So the sum of three squares can be congruent modulo 8 to any of the values $0, 1, 2, 3, 4, 5$ or $6$, but not $7$.
So no number of the form $8 m + 7$ can be the sum of three squares.
Now, suppose that $\exists n \ge 1, m \ge 0$ such that:
- $4^n \left({8 m + 7}\right) = x^2 + y^2 + z^2$.
As the LHS is congruent modulo 4 to $0$, and as squares modulo 4 are either $0$ or $1$, it must be that $x, y$ and $z$ are all even.
Putting $x = 2 x_1, y = 2 y_1, z = 2 z_1$, we get:
- $4^{n-1} \left({8 m + 7}\right) = x_1^2 + y_1^2 + z_1^2$
If $n-1 > 1$ then $x_1, y_1$ and $z_1$ are all still even, and the argument can be repeated:
- $4^{n-2} \left({8 m + 7}\right) = x_2^2 + y_2^2 + z_2^2$
Thus we descend through all powers of $4$ till $8 m + 7$ itself is expressed as the sum of three squares.
But this is impossible, as we saw above.
So the assumption that $4^n \left({8 m + 7}\right)$ can be expressed as the sum of three squares is false.
$\blacksquare$

EXERCISE REQUIREMENTS:
**A)** Reproduce the proof starting at "Putting $x = 2" and ending at "as the sum of three squares.", substituting "reasoning" for "argument".
**B)** According to the proof, which value modulo 8 can a sum of three squares never be congruent to?

DATA SEGMENT:

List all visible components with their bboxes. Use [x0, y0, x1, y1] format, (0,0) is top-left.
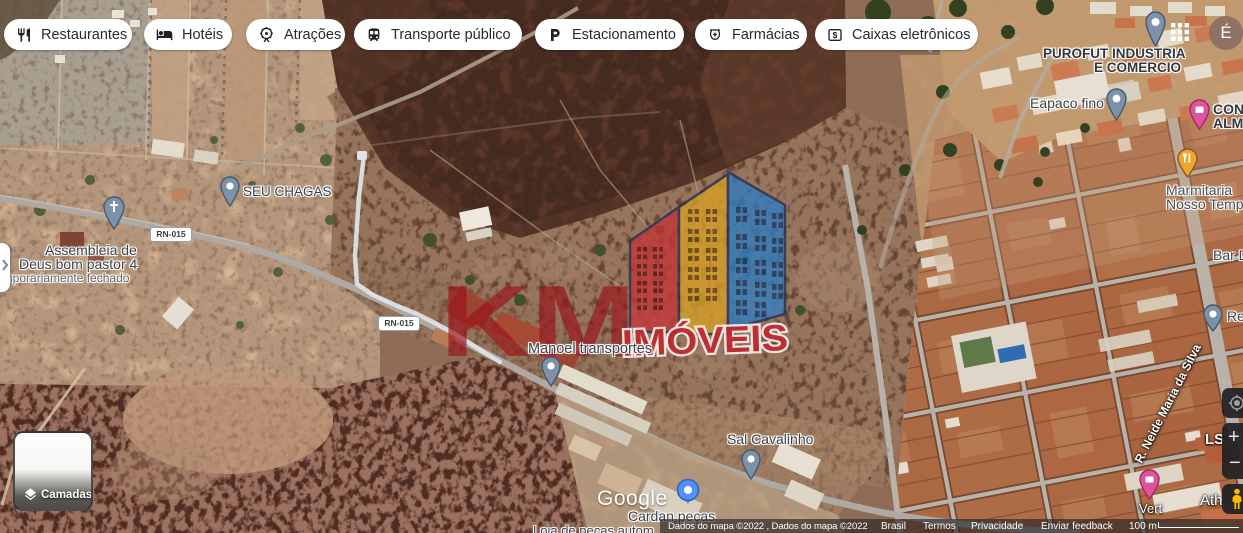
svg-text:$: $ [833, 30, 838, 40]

COMPLETE ANSWERS:
**A)**
Putting $x = 2 x_1, y = 2 y_1, z = 2 z_1$, we get:
- $4^{n-1} \left({8 m + 7}\right) = x_1^2 + y_1^2 + z_1^2$
If $n-1 > 1$ then $x_1, y_1$ and $z_1$ are all still even, and the reasoning can be repeated:
- $4^{n-2} \left({8 m + 7}\right) = x_2^2 + y_2^2 + z_2^2$
Thus we descend through all powers of $4$ till $8 m + 7$ itself is expressed as the sum of three squares.

**B)** 7